══ Records supplied ══

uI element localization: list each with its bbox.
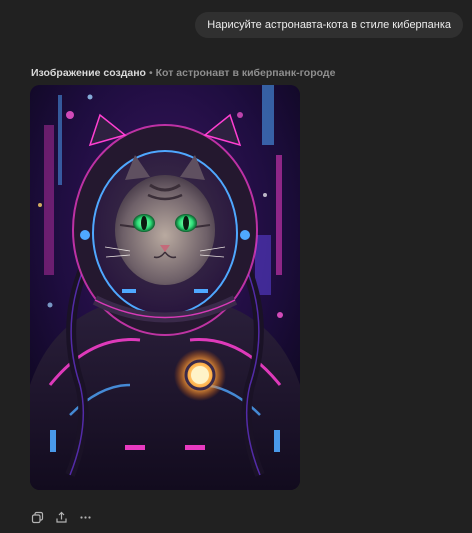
- caption-status: Изображение создано: [31, 67, 146, 79]
- share-button[interactable]: [52, 508, 70, 526]
- user-message-bubble: Нарисуйте астронавта-кота в стиле киберп…: [195, 12, 463, 38]
- chat-container: Нарисуйте астронавта-кота в стиле киберп…: [0, 0, 472, 533]
- copy-icon: [31, 511, 43, 523]
- cyberpunk-cat-astronaut-illustration: [30, 85, 300, 490]
- caption-separator: •: [148, 67, 153, 79]
- user-message-text: Нарисуйте астронавта-кота в стиле киберп…: [207, 19, 451, 31]
- copy-button[interactable]: [28, 508, 46, 526]
- more-icon: [79, 515, 91, 519]
- share-icon: [55, 511, 67, 523]
- generated-image[interactable]: [30, 85, 300, 490]
- message-actions: [28, 508, 94, 526]
- image-caption: Изображение создано • Кот астронавт в кибе…: [31, 67, 335, 79]
- more-button[interactable]: [76, 508, 94, 526]
- caption-description: Кот астронавт в киберпанк-городе: [155, 67, 336, 79]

═══

Task to carry out -> Reproduce the lines of the records with each occurrence of "interactable" replaced by "clickable", leaving everything else unchanged and omitting the pictures.

Exercise response ->
uI element localization: list each with its bbox.
- caption-status: Изображение создано: [31, 67, 146, 79]
- share-button[clickable]: [52, 508, 70, 526]
- user-message-bubble: Нарисуйте астронавта-кота в стиле киберп…: [195, 12, 463, 38]
- chat-container: Нарисуйте астронавта-кота в стиле киберп…: [0, 0, 472, 533]
- copy-icon: [31, 511, 43, 523]
- cyberpunk-cat-astronaut-illustration: [30, 85, 300, 490]
- caption-separator: •: [148, 67, 153, 79]
- user-message-text: Нарисуйте астронавта-кота в стиле киберп…: [207, 19, 451, 31]
- copy-button[clickable]: [28, 508, 46, 526]
- more-icon: [79, 515, 91, 519]
- share-icon: [55, 511, 67, 523]
- generated-image[clickable]: [30, 85, 300, 490]
- message-actions: [28, 508, 94, 526]
- image-caption: Изображение создано • Кот астронавт в кибе…: [31, 67, 335, 79]
- more-button[clickable]: [76, 508, 94, 526]
- caption-description: Кот астронавт в киберпанк-городе: [155, 67, 336, 79]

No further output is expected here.